**WHAT YOU ARE ASKED TO DO**
Pick out and copy every line below that has the word "JSON".

Structured figure records:
▬▬▬▬▬▬

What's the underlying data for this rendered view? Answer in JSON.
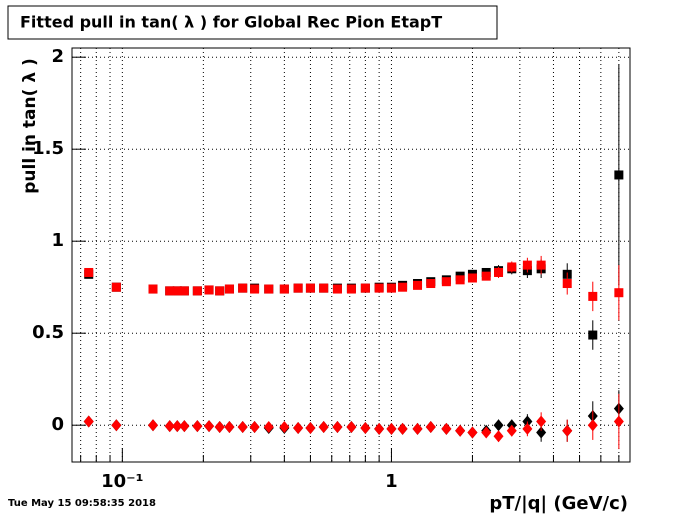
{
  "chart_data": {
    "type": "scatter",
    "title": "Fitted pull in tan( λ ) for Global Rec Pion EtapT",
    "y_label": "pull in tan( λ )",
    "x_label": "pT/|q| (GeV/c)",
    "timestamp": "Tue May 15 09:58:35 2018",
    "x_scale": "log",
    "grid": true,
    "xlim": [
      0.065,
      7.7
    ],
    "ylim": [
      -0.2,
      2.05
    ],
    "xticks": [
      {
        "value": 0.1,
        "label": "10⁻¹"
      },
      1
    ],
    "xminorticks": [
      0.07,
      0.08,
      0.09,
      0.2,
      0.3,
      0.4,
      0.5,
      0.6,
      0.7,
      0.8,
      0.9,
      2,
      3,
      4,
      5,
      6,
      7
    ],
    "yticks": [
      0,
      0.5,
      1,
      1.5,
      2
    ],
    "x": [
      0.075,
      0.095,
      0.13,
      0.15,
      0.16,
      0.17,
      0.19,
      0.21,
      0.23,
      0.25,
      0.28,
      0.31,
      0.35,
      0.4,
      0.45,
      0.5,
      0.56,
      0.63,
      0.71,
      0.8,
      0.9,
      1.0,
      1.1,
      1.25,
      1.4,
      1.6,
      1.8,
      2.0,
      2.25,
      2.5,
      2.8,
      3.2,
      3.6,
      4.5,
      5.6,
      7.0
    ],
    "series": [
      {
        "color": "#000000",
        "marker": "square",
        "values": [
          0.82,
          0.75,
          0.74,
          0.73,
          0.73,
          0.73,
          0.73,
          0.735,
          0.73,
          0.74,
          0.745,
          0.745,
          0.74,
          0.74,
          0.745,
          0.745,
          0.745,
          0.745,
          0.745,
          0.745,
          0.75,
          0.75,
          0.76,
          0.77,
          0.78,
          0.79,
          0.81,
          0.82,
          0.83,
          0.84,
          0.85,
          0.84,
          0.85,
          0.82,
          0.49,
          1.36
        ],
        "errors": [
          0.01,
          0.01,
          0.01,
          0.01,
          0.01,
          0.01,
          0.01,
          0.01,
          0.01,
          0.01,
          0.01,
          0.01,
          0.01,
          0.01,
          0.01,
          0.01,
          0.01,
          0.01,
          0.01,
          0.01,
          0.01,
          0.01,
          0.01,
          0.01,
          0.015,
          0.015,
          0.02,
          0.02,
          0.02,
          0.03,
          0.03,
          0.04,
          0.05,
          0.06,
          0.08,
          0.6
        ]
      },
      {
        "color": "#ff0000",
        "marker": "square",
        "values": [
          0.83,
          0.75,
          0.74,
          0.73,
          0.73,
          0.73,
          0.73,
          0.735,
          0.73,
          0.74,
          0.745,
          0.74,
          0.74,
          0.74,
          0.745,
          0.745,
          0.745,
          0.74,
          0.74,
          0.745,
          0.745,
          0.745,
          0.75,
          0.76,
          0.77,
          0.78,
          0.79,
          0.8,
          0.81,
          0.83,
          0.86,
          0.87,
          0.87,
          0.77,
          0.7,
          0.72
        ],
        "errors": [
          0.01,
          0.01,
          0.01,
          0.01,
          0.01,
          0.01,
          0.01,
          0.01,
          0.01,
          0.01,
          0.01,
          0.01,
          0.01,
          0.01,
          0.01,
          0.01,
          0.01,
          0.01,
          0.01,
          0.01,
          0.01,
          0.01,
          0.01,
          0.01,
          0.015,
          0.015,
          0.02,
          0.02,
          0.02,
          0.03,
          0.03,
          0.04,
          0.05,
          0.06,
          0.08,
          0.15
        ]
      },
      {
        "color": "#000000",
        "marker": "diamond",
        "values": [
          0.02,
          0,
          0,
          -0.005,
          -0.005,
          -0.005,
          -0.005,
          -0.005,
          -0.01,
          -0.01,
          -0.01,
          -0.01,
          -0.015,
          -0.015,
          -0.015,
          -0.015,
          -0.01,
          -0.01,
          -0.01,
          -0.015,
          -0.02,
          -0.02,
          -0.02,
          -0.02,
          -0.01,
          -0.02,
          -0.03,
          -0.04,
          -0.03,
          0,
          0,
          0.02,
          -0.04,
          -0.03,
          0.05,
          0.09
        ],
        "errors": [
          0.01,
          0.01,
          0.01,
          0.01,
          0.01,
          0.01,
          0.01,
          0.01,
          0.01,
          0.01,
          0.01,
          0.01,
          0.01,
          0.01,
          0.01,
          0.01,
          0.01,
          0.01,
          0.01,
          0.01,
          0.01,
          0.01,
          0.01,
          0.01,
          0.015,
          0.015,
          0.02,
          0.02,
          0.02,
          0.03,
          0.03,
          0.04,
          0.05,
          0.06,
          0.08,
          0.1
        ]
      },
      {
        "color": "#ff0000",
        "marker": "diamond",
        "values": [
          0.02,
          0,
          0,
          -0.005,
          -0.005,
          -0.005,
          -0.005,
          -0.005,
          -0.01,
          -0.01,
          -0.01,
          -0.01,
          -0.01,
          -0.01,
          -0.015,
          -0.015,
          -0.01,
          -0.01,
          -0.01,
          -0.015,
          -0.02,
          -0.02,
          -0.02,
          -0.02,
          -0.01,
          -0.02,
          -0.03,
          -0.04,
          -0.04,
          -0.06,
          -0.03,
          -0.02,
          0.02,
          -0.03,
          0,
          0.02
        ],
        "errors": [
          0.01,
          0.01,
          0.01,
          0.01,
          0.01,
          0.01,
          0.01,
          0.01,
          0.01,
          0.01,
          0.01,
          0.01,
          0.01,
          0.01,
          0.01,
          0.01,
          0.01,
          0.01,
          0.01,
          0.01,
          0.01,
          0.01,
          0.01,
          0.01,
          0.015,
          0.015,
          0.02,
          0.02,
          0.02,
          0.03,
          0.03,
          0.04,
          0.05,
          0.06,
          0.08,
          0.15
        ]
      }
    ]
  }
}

▬▬▬▬▬▬

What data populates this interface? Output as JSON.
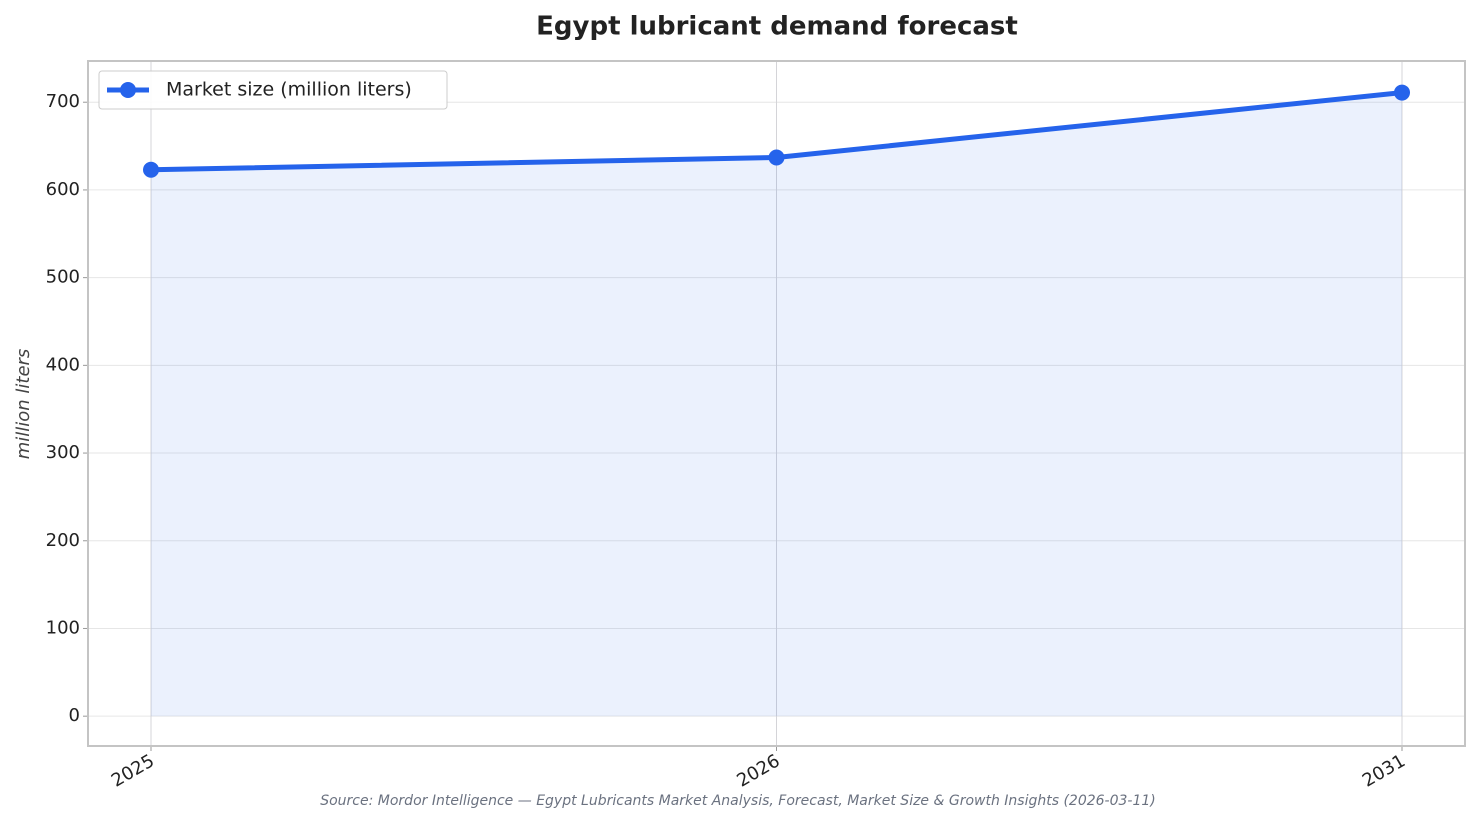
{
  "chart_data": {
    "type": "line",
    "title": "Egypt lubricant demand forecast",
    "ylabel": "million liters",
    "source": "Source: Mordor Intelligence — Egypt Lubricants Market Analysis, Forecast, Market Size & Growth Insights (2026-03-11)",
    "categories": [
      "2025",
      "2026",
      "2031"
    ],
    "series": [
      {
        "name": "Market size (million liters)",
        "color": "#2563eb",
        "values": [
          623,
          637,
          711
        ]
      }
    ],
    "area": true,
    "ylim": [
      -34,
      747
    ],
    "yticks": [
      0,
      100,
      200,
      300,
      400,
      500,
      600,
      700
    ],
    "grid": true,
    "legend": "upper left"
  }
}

▬▬▬▬▬▬

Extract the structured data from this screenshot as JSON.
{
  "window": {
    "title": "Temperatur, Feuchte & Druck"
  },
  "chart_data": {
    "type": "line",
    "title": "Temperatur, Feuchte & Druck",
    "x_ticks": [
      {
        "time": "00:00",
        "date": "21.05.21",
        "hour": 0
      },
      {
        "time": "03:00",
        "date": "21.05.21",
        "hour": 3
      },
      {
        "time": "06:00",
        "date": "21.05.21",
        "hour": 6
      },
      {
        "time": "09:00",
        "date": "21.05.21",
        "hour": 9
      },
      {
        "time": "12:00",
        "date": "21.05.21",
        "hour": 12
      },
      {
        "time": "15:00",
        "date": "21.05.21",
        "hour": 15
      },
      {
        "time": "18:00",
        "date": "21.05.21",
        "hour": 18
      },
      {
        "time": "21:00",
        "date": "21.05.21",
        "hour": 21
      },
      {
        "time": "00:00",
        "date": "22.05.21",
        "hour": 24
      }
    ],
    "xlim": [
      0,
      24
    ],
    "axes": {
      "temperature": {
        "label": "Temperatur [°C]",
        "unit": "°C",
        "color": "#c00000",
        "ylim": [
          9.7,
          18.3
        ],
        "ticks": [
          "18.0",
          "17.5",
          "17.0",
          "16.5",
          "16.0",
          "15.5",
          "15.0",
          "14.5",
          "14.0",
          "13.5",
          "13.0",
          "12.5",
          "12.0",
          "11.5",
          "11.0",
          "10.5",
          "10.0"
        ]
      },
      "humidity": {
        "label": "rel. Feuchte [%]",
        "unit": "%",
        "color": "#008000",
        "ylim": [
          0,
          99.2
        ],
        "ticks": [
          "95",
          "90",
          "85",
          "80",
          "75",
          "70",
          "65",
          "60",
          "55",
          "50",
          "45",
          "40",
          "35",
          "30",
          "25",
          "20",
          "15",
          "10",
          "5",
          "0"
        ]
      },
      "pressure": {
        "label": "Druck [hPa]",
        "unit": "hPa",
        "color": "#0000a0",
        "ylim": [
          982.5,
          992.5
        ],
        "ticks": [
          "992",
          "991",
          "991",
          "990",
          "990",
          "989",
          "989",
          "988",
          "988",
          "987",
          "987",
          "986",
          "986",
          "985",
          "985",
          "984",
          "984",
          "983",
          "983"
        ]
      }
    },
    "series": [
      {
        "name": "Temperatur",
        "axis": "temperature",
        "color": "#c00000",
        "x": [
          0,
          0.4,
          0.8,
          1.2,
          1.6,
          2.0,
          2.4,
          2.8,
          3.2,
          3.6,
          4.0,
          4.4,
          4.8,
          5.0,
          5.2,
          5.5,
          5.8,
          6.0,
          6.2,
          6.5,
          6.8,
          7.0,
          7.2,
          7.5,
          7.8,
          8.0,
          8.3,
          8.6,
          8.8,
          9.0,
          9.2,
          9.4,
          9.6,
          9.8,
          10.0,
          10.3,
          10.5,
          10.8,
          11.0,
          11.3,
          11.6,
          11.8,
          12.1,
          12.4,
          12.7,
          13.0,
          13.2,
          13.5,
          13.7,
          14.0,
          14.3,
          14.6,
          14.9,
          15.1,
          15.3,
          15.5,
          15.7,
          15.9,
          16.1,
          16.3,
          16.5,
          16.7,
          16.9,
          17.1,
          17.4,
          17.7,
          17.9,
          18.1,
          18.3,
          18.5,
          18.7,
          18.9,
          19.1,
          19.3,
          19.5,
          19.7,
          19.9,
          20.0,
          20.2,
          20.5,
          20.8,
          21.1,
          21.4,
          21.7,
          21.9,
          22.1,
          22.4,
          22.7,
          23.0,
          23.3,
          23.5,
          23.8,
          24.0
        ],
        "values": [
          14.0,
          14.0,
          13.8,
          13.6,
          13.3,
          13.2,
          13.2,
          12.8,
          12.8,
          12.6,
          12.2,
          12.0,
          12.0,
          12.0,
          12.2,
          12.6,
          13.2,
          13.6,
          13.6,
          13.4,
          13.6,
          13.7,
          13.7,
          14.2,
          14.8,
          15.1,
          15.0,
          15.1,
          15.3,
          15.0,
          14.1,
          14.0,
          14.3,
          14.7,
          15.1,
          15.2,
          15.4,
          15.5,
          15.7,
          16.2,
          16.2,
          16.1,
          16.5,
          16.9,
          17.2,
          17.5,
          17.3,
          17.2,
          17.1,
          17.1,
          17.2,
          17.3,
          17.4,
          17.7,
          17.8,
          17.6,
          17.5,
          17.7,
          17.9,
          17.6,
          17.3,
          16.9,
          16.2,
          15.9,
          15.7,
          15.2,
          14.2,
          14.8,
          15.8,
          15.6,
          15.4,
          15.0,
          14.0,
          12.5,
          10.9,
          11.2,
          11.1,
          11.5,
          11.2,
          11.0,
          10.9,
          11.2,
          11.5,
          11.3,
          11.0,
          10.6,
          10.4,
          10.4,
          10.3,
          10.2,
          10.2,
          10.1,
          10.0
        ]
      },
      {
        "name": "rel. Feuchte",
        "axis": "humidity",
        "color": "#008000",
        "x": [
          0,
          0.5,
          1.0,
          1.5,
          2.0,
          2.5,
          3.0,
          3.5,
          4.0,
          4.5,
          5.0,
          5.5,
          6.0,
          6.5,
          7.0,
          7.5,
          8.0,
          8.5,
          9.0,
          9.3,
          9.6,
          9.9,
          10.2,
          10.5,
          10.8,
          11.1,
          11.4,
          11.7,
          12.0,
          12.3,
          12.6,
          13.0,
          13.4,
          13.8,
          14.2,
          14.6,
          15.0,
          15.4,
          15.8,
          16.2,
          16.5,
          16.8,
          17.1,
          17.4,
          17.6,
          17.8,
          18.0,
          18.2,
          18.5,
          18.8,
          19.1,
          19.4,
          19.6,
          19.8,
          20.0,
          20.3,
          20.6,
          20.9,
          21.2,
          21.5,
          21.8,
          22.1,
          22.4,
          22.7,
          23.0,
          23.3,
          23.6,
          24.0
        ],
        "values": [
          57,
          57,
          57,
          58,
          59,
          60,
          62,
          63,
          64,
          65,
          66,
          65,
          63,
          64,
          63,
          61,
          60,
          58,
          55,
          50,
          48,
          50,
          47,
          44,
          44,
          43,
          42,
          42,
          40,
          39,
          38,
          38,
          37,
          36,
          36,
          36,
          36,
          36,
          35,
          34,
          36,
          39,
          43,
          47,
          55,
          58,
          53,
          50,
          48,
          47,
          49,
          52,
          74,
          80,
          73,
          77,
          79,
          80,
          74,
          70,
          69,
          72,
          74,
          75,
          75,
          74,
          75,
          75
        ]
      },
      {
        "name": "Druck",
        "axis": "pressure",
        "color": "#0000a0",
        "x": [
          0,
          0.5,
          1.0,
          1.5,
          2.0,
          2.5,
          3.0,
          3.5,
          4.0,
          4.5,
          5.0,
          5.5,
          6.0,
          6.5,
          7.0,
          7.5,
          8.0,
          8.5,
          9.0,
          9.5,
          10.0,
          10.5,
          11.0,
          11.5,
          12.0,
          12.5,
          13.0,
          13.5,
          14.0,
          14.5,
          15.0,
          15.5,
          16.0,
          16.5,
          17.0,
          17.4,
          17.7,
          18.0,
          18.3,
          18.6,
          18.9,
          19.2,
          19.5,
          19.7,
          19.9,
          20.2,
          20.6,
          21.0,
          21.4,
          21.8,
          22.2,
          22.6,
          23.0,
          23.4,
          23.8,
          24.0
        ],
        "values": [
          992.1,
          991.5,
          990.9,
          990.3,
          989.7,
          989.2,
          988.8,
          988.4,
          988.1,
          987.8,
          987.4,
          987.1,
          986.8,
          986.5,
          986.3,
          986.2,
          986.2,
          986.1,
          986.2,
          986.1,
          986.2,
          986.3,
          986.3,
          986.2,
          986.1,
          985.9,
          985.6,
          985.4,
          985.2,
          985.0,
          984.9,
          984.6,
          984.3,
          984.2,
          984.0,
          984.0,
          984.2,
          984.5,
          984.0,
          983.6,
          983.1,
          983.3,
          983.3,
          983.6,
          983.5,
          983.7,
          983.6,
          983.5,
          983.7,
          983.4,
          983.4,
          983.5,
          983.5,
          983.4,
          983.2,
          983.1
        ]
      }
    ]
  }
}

▬▬▬▬▬▬

**FINAL RESULT**
What's the underlying data for this rendered view? Answer in JSON.
What data populates this interface? Output as JSON.
Extract the structured data from this screenshot as JSON.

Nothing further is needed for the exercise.